**Problem requirements**
Find each line with the word "content" and say how many there are, nothing else.

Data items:
-*-*-

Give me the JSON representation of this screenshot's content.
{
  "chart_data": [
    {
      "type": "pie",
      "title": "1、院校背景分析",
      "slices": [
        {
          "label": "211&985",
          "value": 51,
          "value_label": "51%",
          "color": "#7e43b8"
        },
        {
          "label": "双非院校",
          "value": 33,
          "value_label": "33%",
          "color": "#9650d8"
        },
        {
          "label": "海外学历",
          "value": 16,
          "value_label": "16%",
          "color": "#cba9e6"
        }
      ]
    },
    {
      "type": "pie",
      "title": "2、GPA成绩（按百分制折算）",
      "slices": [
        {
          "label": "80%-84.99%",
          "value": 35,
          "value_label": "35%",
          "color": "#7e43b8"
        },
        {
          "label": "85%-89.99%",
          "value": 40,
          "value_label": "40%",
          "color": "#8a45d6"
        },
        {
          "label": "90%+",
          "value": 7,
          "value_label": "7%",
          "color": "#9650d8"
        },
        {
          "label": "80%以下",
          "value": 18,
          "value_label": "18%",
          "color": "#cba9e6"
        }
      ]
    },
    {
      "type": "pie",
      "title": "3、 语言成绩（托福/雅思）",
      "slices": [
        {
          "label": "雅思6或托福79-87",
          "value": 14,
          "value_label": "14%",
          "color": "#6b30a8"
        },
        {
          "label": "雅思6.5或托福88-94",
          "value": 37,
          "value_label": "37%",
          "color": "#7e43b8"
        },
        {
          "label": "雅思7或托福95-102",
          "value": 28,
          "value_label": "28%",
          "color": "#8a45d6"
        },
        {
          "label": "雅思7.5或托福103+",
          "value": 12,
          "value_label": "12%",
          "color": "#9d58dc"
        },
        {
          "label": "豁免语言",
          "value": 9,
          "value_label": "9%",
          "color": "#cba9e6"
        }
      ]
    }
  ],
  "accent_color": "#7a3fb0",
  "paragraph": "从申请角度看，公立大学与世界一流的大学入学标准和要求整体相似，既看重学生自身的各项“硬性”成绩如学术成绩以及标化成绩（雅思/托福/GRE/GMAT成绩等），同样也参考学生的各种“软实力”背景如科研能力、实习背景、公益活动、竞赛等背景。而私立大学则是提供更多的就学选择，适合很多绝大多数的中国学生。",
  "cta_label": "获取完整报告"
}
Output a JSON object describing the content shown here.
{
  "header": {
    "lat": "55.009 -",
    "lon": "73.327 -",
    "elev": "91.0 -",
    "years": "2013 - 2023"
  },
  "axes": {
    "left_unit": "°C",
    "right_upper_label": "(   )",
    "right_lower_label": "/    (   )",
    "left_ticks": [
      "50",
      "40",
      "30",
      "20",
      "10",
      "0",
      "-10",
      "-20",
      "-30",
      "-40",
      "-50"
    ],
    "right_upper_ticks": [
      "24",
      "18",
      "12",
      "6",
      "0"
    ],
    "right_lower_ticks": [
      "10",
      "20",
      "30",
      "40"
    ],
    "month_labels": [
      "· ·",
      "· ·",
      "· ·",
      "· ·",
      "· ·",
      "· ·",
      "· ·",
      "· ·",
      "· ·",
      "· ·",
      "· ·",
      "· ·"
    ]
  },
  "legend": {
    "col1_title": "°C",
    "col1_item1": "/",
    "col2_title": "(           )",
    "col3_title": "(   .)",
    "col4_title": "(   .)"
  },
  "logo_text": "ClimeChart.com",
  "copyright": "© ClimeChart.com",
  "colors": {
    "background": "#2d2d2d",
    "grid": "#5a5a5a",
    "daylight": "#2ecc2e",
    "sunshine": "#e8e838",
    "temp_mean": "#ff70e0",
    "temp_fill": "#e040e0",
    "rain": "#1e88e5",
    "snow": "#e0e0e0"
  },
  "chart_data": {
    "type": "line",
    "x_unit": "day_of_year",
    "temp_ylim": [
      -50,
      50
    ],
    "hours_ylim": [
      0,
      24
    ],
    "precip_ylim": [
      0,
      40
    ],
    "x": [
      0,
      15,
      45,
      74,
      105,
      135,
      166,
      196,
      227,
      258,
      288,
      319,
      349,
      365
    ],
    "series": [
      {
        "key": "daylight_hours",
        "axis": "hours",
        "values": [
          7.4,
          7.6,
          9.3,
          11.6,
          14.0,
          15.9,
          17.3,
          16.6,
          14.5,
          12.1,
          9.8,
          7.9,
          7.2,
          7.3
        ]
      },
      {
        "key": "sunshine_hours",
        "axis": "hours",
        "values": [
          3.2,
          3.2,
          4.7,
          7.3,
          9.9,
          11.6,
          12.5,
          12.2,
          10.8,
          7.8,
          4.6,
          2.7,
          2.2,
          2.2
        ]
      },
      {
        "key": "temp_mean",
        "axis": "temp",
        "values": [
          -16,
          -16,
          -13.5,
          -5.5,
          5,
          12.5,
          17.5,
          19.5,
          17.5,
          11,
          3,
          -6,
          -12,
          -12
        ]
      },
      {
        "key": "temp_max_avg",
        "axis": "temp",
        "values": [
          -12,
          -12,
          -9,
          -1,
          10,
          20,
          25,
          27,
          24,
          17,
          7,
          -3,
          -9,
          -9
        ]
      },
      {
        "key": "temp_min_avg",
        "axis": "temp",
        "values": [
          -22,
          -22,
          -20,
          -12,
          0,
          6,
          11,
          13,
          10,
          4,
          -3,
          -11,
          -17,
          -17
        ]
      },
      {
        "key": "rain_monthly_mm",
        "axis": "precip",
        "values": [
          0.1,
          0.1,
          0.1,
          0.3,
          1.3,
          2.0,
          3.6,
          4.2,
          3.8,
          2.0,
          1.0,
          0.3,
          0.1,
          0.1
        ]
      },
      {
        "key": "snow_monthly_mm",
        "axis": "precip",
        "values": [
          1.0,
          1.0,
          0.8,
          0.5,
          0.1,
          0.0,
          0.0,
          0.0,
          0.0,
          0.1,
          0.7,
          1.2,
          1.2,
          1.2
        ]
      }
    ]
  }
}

-*-*-

**Solution for this problem**
2